** START OF Records shown **

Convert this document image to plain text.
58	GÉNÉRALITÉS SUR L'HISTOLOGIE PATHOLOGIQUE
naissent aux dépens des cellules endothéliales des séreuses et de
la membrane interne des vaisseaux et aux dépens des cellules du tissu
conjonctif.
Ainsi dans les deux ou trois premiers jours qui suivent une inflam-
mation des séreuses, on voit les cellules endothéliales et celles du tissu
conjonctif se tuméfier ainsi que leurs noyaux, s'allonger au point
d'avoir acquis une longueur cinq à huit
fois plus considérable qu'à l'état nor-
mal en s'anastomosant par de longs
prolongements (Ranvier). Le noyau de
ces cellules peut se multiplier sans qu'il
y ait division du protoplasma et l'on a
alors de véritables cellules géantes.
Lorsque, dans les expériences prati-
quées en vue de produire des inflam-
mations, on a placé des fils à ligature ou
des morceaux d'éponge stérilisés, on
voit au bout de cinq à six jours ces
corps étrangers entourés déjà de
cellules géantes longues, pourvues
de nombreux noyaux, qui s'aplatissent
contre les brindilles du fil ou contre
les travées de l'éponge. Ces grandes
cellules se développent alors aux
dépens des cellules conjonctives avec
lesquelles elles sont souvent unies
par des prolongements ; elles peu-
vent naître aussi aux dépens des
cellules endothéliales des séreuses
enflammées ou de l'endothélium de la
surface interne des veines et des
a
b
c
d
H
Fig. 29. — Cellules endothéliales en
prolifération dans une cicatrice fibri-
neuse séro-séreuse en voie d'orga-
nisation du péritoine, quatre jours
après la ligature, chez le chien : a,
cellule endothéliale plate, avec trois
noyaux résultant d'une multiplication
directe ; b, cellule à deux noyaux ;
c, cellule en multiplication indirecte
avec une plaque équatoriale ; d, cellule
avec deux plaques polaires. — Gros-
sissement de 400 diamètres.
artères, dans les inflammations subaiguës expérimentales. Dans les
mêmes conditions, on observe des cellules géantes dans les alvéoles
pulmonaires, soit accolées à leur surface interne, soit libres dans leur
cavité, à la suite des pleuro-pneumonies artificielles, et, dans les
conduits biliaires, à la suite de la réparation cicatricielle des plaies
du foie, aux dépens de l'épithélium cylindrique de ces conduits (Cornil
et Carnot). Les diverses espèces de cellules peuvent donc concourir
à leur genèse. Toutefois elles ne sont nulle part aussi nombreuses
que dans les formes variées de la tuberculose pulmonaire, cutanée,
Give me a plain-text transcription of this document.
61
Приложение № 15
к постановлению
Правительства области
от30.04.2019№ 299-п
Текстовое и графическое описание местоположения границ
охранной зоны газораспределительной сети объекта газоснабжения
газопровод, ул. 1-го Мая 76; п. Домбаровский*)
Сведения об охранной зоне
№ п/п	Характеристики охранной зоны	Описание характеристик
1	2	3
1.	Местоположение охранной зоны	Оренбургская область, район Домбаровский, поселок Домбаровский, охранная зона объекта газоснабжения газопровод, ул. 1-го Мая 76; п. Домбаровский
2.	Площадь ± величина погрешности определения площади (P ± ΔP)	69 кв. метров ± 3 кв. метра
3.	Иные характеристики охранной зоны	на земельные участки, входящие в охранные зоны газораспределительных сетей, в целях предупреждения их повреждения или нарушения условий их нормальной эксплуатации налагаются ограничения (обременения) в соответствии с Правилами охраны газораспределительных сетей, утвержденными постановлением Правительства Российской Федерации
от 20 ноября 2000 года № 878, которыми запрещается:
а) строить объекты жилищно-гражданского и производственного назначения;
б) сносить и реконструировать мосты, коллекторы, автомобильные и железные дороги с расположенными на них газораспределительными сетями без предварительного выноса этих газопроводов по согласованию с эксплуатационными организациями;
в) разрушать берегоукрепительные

** END OF Records shown **

▶ Stated exercise
Reproduce the complete set of lines precisely as supplied.

▶ Correct output
Convert this document image to plain text.
58	GÉNÉRALITÉS SUR L'HISTOLOGIE PATHOLOGIQUE
naissent aux dépens des cellules endothéliales des séreuses et de
la membrane interne des vaisseaux et aux dépens des cellules du tissu
conjonctif.
Ainsi dans les deux ou trois premiers jours qui suivent une inflam-
mation des séreuses, on voit les cellules endothéliales et celles du tissu
conjonctif se tuméfier ainsi que leurs noyaux, s'allonger au point
d'avoir acquis une longueur cinq à huit
fois plus considérable qu'à l'état nor-
mal en s'anastomosant par de longs
prolongements (Ranvier). Le noyau de
ces cellules peut se multiplier sans qu'il
y ait division du protoplasma et l'on a
alors de véritables cellules géantes.
Lorsque, dans les expériences prati-
quées en vue de produire des inflam-
mations, on a placé des fils à ligature ou
des morceaux d'éponge stérilisés, on
voit au bout de cinq à six jours ces
corps étrangers entourés déjà de
cellules géantes longues, pourvues
de nombreux noyaux, qui s'aplatissent
contre les brindilles du fil ou contre
les travées de l'éponge. Ces grandes
cellules se développent alors aux
dépens des cellules conjonctives avec
lesquelles elles sont souvent unies
par des prolongements ; elles peu-
vent naître aussi aux dépens des
cellules endothéliales des séreuses
enflammées ou de l'endothélium de la
surface interne des veines et des
a
b
c
d
H
Fig. 29. — Cellules endothéliales en
prolifération dans une cicatrice fibri-
neuse séro-séreuse en voie d'orga-
nisation du péritoine, quatre jours
après la ligature, chez le chien : a,
cellule endothéliale plate, avec trois
noyaux résultant d'une multiplication
directe ; b, cellule à deux noyaux ;
c, cellule en multiplication indirecte
avec une plaque équatoriale ; d, cellule
avec deux plaques polaires. — Gros-
sissement de 400 diamètres.
artères, dans les inflammations subaiguës expérimentales. Dans les
mêmes conditions, on observe des cellules géantes dans les alvéoles
pulmonaires, soit accolées à leur surface interne, soit libres dans leur
cavité, à la suite des pleuro-pneumonies artificielles, et, dans les
conduits biliaires, à la suite de la réparation cicatricielle des plaies
du foie, aux dépens de l'épithélium cylindrique de ces conduits (Cornil
et Carnot). Les diverses espèces de cellules peuvent donc concourir
à leur genèse. Toutefois elles ne sont nulle part aussi nombreuses
que dans les formes variées de la tuberculose pulmonaire, cutanée,
Give me a plain-text transcription of this document.
61
Приложение № 15
к постановлению
Правительства области
от30.04.2019№ 299-п
Текстовое и графическое описание местоположения границ
охранной зоны газораспределительной сети объекта газоснабжения
газопровод, ул. 1-го Мая 76; п. Домбаровский*)
Сведения об охранной зоне
№ п/п	Характеристики охранной зоны	Описание характеристик
1	2	3
1.	Местоположение охранной зоны	Оренбургская область, район Домбаровский, поселок Домбаровский, охранная зона объекта газоснабжения газопровод, ул. 1-го Мая 76; п. Домбаровский
2.	Площадь ± величина погрешности определения площади (P ± ΔP)	69 кв. метров ± 3 кв. метра
3.	Иные характеристики охранной зоны	на земельные участки, входящие в охранные зоны газораспределительных сетей, в целях предупреждения их повреждения или нарушения условий их нормальной эксплуатации налагаются ограничения (обременения) в соответствии с Правилами охраны газораспределительных сетей, утвержденными постановлением Правительства Российской Федерации
от 20 ноября 2000 года № 878, которыми запрещается:
а) строить объекты жилищно-гражданского и производственного назначения;
б) сносить и реконструировать мосты, коллекторы, автомобильные и железные дороги с расположенными на них газораспределительными сетями без предварительного выноса этих газопроводов по согласованию с эксплуатационными организациями;
в) разрушать берегоукрепительные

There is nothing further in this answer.